**Problem**
Copy out each line exactly as it appears.

/---

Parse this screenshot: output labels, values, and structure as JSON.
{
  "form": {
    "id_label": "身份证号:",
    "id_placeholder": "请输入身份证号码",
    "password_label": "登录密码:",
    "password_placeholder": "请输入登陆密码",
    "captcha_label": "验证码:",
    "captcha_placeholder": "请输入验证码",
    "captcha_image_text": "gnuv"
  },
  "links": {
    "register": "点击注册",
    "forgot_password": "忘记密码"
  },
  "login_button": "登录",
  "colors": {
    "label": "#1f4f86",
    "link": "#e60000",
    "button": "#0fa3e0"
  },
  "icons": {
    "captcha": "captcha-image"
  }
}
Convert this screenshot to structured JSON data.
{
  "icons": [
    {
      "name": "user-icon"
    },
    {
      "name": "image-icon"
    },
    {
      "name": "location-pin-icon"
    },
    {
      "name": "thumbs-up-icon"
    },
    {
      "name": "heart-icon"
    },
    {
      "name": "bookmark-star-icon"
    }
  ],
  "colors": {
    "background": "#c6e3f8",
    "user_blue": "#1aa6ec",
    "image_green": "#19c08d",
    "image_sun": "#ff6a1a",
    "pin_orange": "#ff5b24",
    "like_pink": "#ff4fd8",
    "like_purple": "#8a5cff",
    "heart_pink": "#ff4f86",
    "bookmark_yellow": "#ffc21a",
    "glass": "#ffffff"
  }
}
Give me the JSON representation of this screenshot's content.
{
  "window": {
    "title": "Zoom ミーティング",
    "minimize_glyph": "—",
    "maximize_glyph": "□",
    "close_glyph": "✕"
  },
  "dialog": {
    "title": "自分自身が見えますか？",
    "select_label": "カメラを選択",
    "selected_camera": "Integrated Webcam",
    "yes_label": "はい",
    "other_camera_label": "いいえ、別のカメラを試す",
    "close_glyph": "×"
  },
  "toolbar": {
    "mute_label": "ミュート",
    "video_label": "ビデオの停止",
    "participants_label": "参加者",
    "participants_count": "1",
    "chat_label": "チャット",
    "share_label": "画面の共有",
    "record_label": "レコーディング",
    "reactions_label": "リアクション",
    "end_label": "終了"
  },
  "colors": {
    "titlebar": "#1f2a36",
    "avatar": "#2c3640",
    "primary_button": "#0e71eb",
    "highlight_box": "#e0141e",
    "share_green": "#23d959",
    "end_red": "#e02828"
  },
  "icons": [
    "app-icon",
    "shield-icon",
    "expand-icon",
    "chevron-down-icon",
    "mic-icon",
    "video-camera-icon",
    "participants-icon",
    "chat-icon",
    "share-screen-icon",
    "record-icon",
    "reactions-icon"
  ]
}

\---

**Exercise response**
Parse this screenshot: output labels, values, and structure as JSON.
{
  "form": {
    "id_label": "身份证号:",
    "id_placeholder": "请输入身份证号码",
    "password_label": "登录密码:",
    "password_placeholder": "请输入登陆密码",
    "captcha_label": "验证码:",
    "captcha_placeholder": "请输入验证码",
    "captcha_image_text": "gnuv"
  },
  "links": {
    "register": "点击注册",
    "forgot_password": "忘记密码"
  },
  "login_button": "登录",
  "colors": {
    "label": "#1f4f86",
    "link": "#e60000",
    "button": "#0fa3e0"
  },
  "icons": {
    "captcha": "captcha-image"
  }
}
Convert this screenshot to structured JSON data.
{
  "icons": [
    {
      "name": "user-icon"
    },
    {
      "name": "image-icon"
    },
    {
      "name": "location-pin-icon"
    },
    {
      "name": "thumbs-up-icon"
    },
    {
      "name": "heart-icon"
    },
    {
      "name": "bookmark-star-icon"
    }
  ],
  "colors": {
    "background": "#c6e3f8",
    "user_blue": "#1aa6ec",
    "image_green": "#19c08d",
    "image_sun": "#ff6a1a",
    "pin_orange": "#ff5b24",
    "like_pink": "#ff4fd8",
    "like_purple": "#8a5cff",
    "heart_pink": "#ff4f86",
    "bookmark_yellow": "#ffc21a",
    "glass": "#ffffff"
  }
}
Give me the JSON representation of this screenshot's content.
{
  "window": {
    "title": "Zoom ミーティング",
    "minimize_glyph": "—",
    "maximize_glyph": "□",
    "close_glyph": "✕"
  },
  "dialog": {
    "title": "自分自身が見えますか？",
    "select_label": "カメラを選択",
    "selected_camera": "Integrated Webcam",
    "yes_label": "はい",
    "other_camera_label": "いいえ、別のカメラを試す",
    "close_glyph": "×"
  },
  "toolbar": {
    "mute_label": "ミュート",
    "video_label": "ビデオの停止",
    "participants_label": "参加者",
    "participants_count": "1",
    "chat_label": "チャット",
    "share_label": "画面の共有",
    "record_label": "レコーディング",
    "reactions_label": "リアクション",
    "end_label": "終了"
  },
  "colors": {
    "titlebar": "#1f2a36",
    "avatar": "#2c3640",
    "primary_button": "#0e71eb",
    "highlight_box": "#e0141e",
    "share_green": "#23d959",
    "end_red": "#e02828"
  },
  "icons": [
    "app-icon",
    "shield-icon",
    "expand-icon",
    "chevron-down-icon",
    "mic-icon",
    "video-camera-icon",
    "participants-icon",
    "chat-icon",
    "share-screen-icon",
    "record-icon",
    "reactions-icon"
  ]
}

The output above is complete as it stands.